**Given entries:**
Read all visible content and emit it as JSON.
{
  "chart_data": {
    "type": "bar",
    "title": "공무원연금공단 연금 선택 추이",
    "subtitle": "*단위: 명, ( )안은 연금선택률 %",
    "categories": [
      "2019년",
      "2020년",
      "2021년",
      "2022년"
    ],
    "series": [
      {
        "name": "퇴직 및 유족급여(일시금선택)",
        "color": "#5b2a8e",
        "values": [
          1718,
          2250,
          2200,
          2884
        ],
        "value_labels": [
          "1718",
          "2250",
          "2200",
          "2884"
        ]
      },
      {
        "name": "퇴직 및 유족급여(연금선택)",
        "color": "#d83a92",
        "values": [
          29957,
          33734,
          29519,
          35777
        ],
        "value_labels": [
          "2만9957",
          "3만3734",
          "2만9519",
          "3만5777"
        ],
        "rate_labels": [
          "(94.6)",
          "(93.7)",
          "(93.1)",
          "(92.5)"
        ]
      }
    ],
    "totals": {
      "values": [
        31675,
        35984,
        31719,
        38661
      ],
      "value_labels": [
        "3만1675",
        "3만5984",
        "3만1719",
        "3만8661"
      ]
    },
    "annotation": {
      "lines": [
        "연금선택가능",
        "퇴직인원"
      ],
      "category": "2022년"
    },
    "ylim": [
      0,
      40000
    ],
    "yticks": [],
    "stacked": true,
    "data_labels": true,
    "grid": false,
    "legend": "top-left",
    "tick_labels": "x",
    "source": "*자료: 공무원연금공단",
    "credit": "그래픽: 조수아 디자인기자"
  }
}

**Set task:** From the entries above, extract every line where the word "name" appears.

**Exercise result:**
        "name": "퇴직 및 유족급여(일시금선택)",
        "name": "퇴직 및 유족급여(연금선택)",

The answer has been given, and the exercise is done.